DIRECTION: Output all of the data below exactly as given.

RECORDED INFORMATION:

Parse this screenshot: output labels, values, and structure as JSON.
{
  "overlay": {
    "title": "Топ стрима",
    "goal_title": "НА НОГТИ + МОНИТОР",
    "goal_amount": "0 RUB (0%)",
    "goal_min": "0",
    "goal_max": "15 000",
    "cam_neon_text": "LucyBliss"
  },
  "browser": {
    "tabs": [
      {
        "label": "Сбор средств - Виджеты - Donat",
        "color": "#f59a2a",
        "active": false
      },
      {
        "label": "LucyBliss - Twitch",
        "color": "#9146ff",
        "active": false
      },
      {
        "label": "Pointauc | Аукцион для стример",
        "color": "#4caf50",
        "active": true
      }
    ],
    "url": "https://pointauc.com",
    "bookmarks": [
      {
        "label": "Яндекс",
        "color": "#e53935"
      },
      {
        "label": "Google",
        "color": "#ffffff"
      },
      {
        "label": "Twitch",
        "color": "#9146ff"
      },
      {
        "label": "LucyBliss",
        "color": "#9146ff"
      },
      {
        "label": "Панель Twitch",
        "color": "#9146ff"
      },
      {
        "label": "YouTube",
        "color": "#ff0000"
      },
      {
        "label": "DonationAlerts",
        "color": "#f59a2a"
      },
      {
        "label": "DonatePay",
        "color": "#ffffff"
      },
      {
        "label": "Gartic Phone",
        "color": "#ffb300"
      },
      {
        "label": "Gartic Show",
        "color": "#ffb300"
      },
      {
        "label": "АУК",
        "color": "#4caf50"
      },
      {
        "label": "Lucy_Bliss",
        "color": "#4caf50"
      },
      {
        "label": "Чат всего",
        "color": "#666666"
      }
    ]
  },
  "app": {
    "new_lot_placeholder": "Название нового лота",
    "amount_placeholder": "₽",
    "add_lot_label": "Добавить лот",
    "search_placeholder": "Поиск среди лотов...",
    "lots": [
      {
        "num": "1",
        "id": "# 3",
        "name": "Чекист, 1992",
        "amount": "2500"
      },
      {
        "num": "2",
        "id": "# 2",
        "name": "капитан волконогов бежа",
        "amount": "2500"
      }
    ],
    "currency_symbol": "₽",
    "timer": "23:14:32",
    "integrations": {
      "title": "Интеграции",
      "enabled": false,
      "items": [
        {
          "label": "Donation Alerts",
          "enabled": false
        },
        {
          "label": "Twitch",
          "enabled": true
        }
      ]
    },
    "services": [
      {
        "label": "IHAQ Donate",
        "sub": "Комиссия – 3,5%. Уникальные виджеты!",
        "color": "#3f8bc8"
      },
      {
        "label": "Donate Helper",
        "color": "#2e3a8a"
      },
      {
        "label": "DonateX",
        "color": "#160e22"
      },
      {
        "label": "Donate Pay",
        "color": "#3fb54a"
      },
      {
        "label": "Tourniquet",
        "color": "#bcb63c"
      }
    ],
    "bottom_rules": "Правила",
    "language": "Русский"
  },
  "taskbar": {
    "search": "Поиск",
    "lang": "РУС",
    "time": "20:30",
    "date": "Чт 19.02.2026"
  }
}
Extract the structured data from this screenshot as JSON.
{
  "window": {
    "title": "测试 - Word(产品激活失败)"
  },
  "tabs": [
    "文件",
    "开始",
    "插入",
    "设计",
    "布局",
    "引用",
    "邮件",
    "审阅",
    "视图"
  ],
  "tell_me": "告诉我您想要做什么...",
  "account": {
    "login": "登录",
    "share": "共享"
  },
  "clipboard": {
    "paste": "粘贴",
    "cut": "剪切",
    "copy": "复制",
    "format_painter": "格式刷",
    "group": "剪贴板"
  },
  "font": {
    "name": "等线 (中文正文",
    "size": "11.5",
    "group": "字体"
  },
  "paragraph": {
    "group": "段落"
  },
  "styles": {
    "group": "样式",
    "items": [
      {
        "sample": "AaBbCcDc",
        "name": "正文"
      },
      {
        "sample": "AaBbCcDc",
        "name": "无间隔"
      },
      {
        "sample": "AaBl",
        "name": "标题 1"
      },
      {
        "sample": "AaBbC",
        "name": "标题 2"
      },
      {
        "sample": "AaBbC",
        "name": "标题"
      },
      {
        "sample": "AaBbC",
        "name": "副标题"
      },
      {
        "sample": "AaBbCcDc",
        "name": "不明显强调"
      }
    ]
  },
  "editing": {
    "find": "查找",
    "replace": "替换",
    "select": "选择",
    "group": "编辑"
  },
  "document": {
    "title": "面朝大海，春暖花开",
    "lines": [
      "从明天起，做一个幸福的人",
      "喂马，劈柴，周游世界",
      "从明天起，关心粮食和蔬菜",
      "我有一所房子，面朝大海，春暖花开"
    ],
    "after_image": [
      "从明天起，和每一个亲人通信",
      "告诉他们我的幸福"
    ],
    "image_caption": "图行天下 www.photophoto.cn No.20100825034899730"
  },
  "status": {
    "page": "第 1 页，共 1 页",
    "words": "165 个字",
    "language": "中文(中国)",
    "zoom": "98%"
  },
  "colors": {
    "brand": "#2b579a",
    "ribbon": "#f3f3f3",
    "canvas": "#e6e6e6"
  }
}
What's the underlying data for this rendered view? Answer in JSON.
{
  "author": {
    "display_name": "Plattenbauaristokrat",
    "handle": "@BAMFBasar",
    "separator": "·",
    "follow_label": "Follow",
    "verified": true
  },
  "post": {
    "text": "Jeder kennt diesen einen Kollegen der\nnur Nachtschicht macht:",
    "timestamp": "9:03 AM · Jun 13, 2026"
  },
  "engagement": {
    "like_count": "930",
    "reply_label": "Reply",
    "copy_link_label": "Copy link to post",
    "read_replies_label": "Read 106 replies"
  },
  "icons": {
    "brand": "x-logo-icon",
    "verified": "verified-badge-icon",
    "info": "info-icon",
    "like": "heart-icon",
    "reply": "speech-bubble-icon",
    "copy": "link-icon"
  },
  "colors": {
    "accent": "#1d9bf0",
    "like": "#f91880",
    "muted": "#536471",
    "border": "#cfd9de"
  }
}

OUTPUT FOR THIS EXERCISE:
Parse this screenshot: output labels, values, and structure as JSON.
{
  "overlay": {
    "title": "Топ стрима",
    "goal_title": "НА НОГТИ + МОНИТОР",
    "goal_amount": "0 RUB (0%)",
    "goal_min": "0",
    "goal_max": "15 000",
    "cam_neon_text": "LucyBliss"
  },
  "browser": {
    "tabs": [
      {
        "label": "Сбор средств - Виджеты - Donat",
        "color": "#f59a2a",
        "active": false
      },
      {
        "label": "LucyBliss - Twitch",
        "color": "#9146ff",
        "active": false
      },
      {
        "label": "Pointauc | Аукцион для стример",
        "color": "#4caf50",
        "active": true
      }
    ],
    "url": "https://pointauc.com",
    "bookmarks": [
      {
        "label": "Яндекс",
        "color": "#e53935"
      },
      {
        "label": "Google",
        "color": "#ffffff"
      },
      {
        "label": "Twitch",
        "color": "#9146ff"
      },
      {
        "label": "LucyBliss",
        "color": "#9146ff"
      },
      {
        "label": "Панель Twitch",
        "color": "#9146ff"
      },
      {
        "label": "YouTube",
        "color": "#ff0000"
      },
      {
        "label": "DonationAlerts",
        "color": "#f59a2a"
      },
      {
        "label": "DonatePay",
        "color": "#ffffff"
      },
      {
        "label": "Gartic Phone",
        "color": "#ffb300"
      },
      {
        "label": "Gartic Show",
        "color": "#ffb300"
      },
      {
        "label": "АУК",
        "color": "#4caf50"
      },
      {
        "label": "Lucy_Bliss",
        "color": "#4caf50"
      },
      {
        "label": "Чат всего",
        "color": "#666666"
      }
    ]
  },
  "app": {
    "new_lot_placeholder": "Название нового лота",
    "amount_placeholder": "₽",
    "add_lot_label": "Добавить лот",
    "search_placeholder": "Поиск среди лотов...",
    "lots": [
      {
        "num": "1",
        "id": "# 3",
        "name": "Чекист, 1992",
        "amount": "2500"
      },
      {
        "num": "2",
        "id": "# 2",
        "name": "капитан волконогов бежа",
        "amount": "2500"
      }
    ],
    "currency_symbol": "₽",
    "timer": "23:14:32",
    "integrations": {
      "title": "Интеграции",
      "enabled": false,
      "items": [
        {
          "label": "Donation Alerts",
          "enabled": false
        },
        {
          "label": "Twitch",
          "enabled": true
        }
      ]
    },
    "services": [
      {
        "label": "IHAQ Donate",
        "sub": "Комиссия – 3,5%. Уникальные виджеты!",
        "color": "#3f8bc8"
      },
      {
        "label": "Donate Helper",
        "color": "#2e3a8a"
      },
      {
        "label": "DonateX",
        "color": "#160e22"
      },
      {
        "label": "Donate Pay",
        "color": "#3fb54a"
      },
      {
        "label": "Tourniquet",
        "color": "#bcb63c"
      }
    ],
    "bottom_rules": "Правила",
    "language": "Русский"
  },
  "taskbar": {
    "search": "Поиск",
    "lang": "РУС",
    "time": "20:30",
    "date": "Чт 19.02.2026"
  }
}
Extract the structured data from this screenshot as JSON.
{
  "window": {
    "title": "测试 - Word(产品激活失败)"
  },
  "tabs": [
    "文件",
    "开始",
    "插入",
    "设计",
    "布局",
    "引用",
    "邮件",
    "审阅",
    "视图"
  ],
  "tell_me": "告诉我您想要做什么...",
  "account": {
    "login": "登录",
    "share": "共享"
  },
  "clipboard": {
    "paste": "粘贴",
    "cut": "剪切",
    "copy": "复制",
    "format_painter": "格式刷",
    "group": "剪贴板"
  },
  "font": {
    "name": "等线 (中文正文",
    "size": "11.5",
    "group": "字体"
  },
  "paragraph": {
    "group": "段落"
  },
  "styles": {
    "group": "样式",
    "items": [
      {
        "sample": "AaBbCcDc",
        "name": "正文"
      },
      {
        "sample": "AaBbCcDc",
        "name": "无间隔"
      },
      {
        "sample": "AaBl",
        "name": "标题 1"
      },
      {
        "sample": "AaBbC",
        "name": "标题 2"
      },
      {
        "sample": "AaBbC",
        "name": "标题"
      },
      {
        "sample": "AaBbC",
        "name": "副标题"
      },
      {
        "sample": "AaBbCcDc",
        "name": "不明显强调"
      }
    ]
  },
  "editing": {
    "find": "查找",
    "replace": "替换",
    "select": "选择",
    "group": "编辑"
  },
  "document": {
    "title": "面朝大海，春暖花开",
    "lines": [
      "从明天起，做一个幸福的人",
      "喂马，劈柴，周游世界",
      "从明天起，关心粮食和蔬菜",
      "我有一所房子，面朝大海，春暖花开"
    ],
    "after_image": [
      "从明天起，和每一个亲人通信",
      "告诉他们我的幸福"
    ],
    "image_caption": "图行天下 www.photophoto.cn No.20100825034899730"
  },
  "status": {
    "page": "第 1 页，共 1 页",
    "words": "165 个字",
    "language": "中文(中国)",
    "zoom": "98%"
  },
  "colors": {
    "brand": "#2b579a",
    "ribbon": "#f3f3f3",
    "canvas": "#e6e6e6"
  }
}
What's the underlying data for this rendered view? Answer in JSON.
{
  "author": {
    "display_name": "Plattenbauaristokrat",
    "handle": "@BAMFBasar",
    "separator": "·",
    "follow_label": "Follow",
    "verified": true
  },
  "post": {
    "text": "Jeder kennt diesen einen Kollegen der\nnur Nachtschicht macht:",
    "timestamp": "9:03 AM · Jun 13, 2026"
  },
  "engagement": {
    "like_count": "930",
    "reply_label": "Reply",
    "copy_link_label": "Copy link to post",
    "read_replies_label": "Read 106 replies"
  },
  "icons": {
    "brand": "x-logo-icon",
    "verified": "verified-badge-icon",
    "info": "info-icon",
    "like": "heart-icon",
    "reply": "speech-bubble-icon",
    "copy": "link-icon"
  },
  "colors": {
    "accent": "#1d9bf0",
    "like": "#f91880",
    "muted": "#536471",
    "border": "#cfd9de"
  }
}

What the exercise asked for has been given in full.